# Start of Raw data

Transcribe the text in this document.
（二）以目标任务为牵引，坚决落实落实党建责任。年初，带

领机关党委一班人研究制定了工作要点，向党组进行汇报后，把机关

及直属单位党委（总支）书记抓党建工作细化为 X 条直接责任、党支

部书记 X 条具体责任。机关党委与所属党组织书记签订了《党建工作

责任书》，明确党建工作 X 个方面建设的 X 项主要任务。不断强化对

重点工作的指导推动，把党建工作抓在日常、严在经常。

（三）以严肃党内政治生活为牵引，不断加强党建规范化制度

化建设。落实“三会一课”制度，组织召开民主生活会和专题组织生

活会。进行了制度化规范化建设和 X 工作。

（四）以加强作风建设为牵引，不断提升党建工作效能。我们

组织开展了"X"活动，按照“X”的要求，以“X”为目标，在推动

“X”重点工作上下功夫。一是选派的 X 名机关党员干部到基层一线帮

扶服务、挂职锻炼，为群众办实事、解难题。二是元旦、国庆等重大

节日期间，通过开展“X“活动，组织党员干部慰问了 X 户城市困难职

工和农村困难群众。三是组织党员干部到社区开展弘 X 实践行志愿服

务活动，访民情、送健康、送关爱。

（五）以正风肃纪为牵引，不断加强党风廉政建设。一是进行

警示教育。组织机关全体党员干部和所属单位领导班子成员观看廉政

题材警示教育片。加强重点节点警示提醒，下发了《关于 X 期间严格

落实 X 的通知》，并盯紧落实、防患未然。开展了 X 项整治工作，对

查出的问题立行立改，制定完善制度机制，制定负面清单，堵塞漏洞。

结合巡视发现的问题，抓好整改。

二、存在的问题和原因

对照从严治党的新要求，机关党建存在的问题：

# End of Raw data
# Start of Raw data

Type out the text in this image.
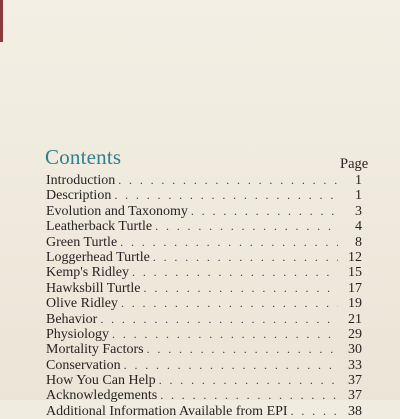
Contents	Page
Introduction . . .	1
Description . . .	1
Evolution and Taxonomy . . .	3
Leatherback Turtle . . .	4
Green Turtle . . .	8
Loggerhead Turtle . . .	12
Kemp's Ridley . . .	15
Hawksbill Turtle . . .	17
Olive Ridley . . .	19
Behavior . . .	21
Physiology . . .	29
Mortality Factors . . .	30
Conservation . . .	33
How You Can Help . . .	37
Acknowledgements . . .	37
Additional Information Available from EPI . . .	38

# End of Raw data
# Start of Raw data

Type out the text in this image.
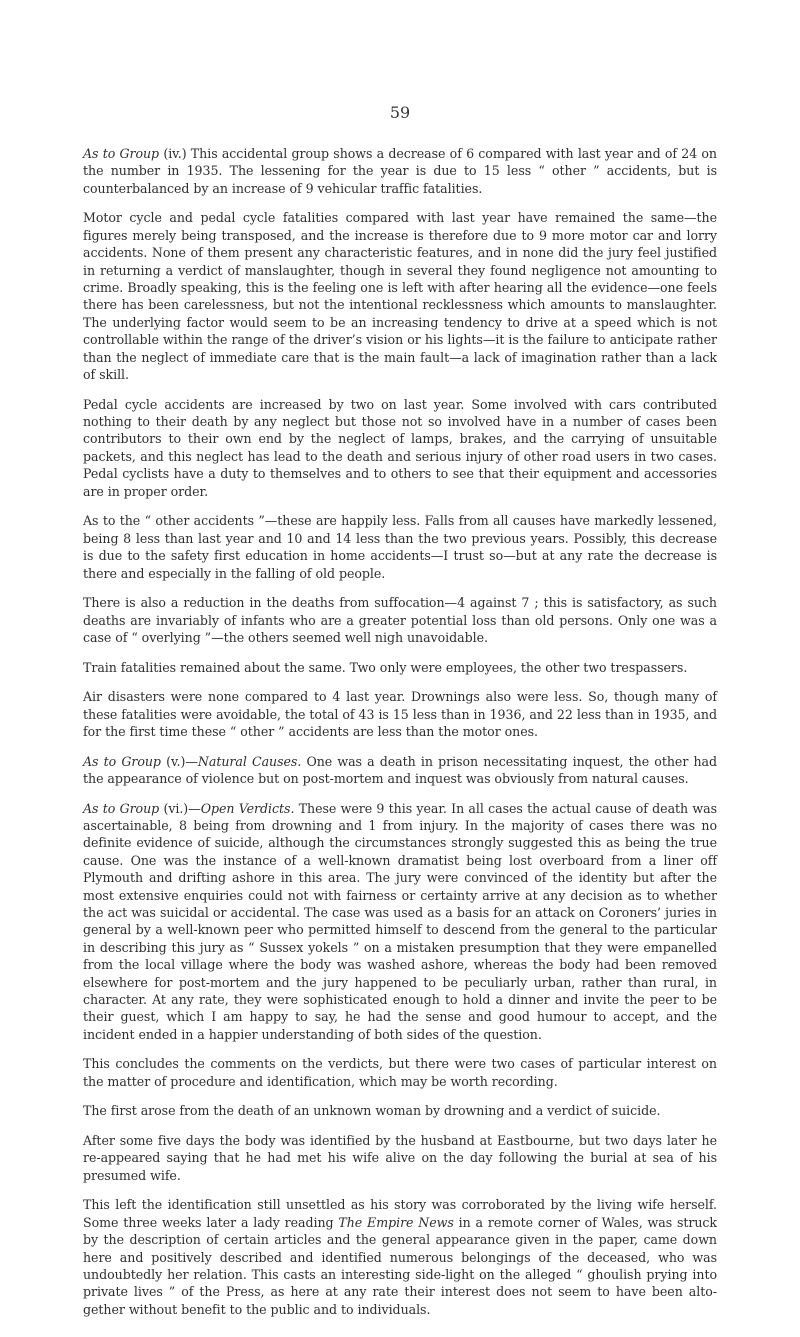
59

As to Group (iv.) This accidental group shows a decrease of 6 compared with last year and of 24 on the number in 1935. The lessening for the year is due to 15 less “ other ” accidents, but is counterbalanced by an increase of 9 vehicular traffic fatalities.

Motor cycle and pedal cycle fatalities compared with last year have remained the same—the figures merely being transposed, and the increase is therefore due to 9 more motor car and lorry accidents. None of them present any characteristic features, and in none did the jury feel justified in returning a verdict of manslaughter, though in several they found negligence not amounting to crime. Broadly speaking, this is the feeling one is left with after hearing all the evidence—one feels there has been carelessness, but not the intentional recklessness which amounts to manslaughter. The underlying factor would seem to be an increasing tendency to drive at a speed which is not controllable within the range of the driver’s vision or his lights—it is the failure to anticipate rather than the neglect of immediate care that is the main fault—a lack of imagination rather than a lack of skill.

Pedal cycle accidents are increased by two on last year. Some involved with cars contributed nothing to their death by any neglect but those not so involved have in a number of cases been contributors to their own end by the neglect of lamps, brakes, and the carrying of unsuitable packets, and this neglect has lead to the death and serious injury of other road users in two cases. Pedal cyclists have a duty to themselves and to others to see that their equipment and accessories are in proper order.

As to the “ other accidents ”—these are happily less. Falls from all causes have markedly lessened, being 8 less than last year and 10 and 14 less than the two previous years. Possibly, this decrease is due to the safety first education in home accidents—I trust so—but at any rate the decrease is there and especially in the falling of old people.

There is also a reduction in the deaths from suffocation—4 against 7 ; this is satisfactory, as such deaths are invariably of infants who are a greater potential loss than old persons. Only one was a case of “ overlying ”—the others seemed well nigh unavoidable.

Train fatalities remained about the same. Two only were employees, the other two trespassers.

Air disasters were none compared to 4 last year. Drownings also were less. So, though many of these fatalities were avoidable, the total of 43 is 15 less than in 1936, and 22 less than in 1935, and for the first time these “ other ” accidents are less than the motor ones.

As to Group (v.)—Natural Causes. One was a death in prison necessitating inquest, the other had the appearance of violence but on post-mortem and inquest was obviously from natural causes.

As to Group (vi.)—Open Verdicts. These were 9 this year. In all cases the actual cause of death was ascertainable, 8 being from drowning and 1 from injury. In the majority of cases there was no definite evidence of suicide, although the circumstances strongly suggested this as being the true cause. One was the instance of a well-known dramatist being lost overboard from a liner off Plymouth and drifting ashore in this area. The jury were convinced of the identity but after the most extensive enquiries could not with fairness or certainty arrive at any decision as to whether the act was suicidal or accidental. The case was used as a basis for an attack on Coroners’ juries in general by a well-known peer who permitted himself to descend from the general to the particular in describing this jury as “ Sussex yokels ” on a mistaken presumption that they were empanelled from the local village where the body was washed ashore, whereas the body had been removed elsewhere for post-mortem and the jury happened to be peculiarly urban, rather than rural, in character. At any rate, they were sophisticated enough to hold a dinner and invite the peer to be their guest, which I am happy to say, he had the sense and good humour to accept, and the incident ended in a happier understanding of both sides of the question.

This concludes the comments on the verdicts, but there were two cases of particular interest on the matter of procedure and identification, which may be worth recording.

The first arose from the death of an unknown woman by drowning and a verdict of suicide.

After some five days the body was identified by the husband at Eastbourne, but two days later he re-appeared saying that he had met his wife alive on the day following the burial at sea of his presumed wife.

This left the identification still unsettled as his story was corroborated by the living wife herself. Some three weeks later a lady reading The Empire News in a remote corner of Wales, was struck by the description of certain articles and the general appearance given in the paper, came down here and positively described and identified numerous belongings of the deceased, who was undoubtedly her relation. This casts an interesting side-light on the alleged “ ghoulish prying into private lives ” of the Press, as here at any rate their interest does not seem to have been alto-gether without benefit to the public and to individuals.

# End of Raw data

Required task. Report every line containing the word "Turtle" from the listing above.

Solution.
Leatherback Turtle . . .	4
Green Turtle . . .	8
Loggerhead Turtle . . .	12
Hawksbill Turtle . . .	17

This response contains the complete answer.